▶ WRITTEN INSTRUCTION 1
Return the records verbatim, from their first line through the line containing "Bar xyxy=(157,365,159,392)", inclusive.

▶ PASSAGE
# Another roulade recipe



## Ishbel (Jun 5, 2006)

*Roulade with lemon curd and strawberries*
80g plain flour
1 tablespoon cornflour
1.5 teaspoons baking powder
4 eggs, separated
Grated rind of 1 lemon, plus 1 tablespoon juice
185g caster sugar
1 teaspoon distilled orange flower water
*Filling*
100g lemon curd 
200g double cream, softly whipped
250g sliced strawberries 

Preheat the oven 180°C/gas mark 4.Lightly oil a Swiss roll tray.
Sift the flour, cornflour and baking powder and set aside. 

Whisk the egg whites until stiff before gradually whisking in 4 tablespoons of the caster sugar. 

Whisk the egg yolks with the lemon zest and remaining sugar until they hold a trail, then whisk in the lemon juice and orange flower water. Quickly fold in the egg whites with a metal spoon, followed by the flour. Quickly pour into the Swiss roll tray. . Bake for 15 minutes or until golden and springy. 

Sprinkle a large sheet of greaseproof paper with caster sugar and flip the hot Swiss roll onto it.. Trim the edges. Cover with greaseproof paper and gently roll up. Leave to cool. 

Once cold, unwind the roll and spread with lemon curd, then cream, cover with the strawberries slices and re-roll.


----------



## pattycake (Jun 5, 2006)

*Two Types Of Meringue??*

I am familair with two meringues--Crunchy (like Kisses)and Soft Centered(like Pavolva).  Is this basically a difference in cooking time and temps---I Read That Amount Of Sugar Makes A Difference.  Anyone Know???


----------



## Ishbel (Jun 5, 2006)

When I do a pavlova - I add a small amount of vinegar to the mixture which gives it a more chewy finish.

This recipe is not a meringue!


----------

▶ DATA RECORDS
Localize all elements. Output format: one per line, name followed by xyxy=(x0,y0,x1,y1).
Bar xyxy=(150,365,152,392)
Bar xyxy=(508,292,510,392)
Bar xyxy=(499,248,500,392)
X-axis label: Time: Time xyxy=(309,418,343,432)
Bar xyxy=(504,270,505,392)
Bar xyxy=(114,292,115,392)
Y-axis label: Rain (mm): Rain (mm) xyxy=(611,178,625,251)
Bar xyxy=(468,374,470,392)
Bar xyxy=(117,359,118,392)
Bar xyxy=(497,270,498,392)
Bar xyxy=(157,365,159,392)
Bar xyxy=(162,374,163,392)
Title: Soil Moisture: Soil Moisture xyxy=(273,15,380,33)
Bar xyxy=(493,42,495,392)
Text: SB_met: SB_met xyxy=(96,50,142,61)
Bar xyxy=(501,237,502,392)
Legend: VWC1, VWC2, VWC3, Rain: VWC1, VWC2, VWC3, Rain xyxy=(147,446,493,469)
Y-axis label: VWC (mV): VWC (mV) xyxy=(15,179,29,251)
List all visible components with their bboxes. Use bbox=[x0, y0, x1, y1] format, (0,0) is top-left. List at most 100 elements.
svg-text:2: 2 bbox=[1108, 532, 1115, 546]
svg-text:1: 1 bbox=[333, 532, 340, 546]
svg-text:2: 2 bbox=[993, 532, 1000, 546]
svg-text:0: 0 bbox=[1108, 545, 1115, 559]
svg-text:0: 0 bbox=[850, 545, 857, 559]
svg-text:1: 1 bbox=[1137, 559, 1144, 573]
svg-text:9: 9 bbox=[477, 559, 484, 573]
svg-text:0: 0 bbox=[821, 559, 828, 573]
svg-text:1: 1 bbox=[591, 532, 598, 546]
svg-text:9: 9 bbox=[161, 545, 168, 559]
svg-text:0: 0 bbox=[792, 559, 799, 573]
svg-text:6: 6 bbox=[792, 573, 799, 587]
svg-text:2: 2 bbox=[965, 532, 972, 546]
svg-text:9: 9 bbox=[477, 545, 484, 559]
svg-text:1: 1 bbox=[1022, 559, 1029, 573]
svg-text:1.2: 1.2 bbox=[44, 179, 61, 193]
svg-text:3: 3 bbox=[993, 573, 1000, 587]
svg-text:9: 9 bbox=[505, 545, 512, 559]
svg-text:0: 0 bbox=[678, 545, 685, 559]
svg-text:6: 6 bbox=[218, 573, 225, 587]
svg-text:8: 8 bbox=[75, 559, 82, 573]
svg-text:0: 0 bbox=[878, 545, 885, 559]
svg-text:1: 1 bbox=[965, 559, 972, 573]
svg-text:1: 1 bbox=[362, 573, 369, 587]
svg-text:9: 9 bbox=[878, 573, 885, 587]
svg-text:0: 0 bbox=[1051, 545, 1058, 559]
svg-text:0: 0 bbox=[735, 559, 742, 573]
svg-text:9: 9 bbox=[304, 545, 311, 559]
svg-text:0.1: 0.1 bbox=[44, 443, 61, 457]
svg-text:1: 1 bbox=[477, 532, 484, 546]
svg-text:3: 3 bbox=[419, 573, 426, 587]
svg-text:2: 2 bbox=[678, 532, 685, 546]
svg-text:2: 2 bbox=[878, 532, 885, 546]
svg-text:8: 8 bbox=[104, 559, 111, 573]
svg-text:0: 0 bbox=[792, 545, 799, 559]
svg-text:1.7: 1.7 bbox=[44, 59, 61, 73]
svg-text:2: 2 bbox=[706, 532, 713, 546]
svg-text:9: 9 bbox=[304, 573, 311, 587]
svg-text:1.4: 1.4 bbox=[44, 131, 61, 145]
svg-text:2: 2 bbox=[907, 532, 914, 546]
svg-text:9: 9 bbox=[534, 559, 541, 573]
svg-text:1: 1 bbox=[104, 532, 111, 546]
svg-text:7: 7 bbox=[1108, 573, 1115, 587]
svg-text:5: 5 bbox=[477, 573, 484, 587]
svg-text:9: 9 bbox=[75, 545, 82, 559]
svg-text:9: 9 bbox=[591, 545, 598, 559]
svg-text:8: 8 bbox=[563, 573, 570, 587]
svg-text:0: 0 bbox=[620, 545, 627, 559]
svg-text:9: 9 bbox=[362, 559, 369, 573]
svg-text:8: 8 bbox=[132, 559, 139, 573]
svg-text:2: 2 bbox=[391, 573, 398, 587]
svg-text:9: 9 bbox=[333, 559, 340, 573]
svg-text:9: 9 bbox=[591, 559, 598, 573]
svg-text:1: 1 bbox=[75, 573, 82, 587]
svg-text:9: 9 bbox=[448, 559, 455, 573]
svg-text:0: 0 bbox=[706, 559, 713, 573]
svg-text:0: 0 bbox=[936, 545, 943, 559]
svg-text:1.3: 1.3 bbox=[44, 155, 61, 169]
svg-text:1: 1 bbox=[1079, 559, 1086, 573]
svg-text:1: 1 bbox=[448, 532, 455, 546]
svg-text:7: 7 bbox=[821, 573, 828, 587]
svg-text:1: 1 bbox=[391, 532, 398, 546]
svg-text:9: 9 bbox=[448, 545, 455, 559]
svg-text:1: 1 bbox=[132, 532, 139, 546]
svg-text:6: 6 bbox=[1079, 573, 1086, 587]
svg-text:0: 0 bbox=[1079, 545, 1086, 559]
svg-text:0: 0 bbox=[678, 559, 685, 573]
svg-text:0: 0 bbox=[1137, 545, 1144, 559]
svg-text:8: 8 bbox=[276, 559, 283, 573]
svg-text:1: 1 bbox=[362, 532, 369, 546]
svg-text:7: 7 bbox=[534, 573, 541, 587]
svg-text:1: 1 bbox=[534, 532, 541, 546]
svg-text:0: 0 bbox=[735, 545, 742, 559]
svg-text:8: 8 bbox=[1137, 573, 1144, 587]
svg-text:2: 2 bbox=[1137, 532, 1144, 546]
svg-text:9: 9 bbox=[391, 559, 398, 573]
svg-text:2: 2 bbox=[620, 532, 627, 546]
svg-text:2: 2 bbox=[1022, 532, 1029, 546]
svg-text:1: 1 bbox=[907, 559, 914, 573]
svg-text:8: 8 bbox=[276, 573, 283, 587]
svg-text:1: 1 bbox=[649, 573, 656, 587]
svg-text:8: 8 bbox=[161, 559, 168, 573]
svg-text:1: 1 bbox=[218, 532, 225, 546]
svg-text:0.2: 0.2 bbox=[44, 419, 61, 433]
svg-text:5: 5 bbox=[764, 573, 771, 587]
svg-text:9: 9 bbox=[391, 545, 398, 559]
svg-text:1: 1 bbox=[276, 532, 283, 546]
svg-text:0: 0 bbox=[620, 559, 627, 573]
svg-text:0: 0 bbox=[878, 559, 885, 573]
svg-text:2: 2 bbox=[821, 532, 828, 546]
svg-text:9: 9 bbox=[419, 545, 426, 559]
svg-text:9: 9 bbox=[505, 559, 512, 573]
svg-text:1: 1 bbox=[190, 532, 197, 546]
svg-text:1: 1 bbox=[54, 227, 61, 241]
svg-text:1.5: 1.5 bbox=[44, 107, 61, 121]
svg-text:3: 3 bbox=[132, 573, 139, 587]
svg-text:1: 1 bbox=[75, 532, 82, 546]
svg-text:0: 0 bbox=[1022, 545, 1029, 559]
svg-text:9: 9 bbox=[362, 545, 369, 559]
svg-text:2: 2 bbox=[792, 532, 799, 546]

▶ WRITTEN INSTRUCTION 2
In the roulade thread, how long should the roulade bake?

▶ TASK ANSWER 1
Localize all elements. Output format: one per line, name followed by xyxy=(x0,y0,x1,y1).
Bar xyxy=(150,365,152,392)
Bar xyxy=(508,292,510,392)
Bar xyxy=(499,248,500,392)
X-axis label: Time: Time xyxy=(309,418,343,432)
Bar xyxy=(504,270,505,392)
Bar xyxy=(114,292,115,392)
Y-axis label: Rain (mm): Rain (mm) xyxy=(611,178,625,251)
Bar xyxy=(468,374,470,392)
Bar xyxy=(117,359,118,392)
Bar xyxy=(497,270,498,392)
Bar xyxy=(157,365,159,392)

▶ TASK ANSWER 2
15 minutes, or until golden and springy.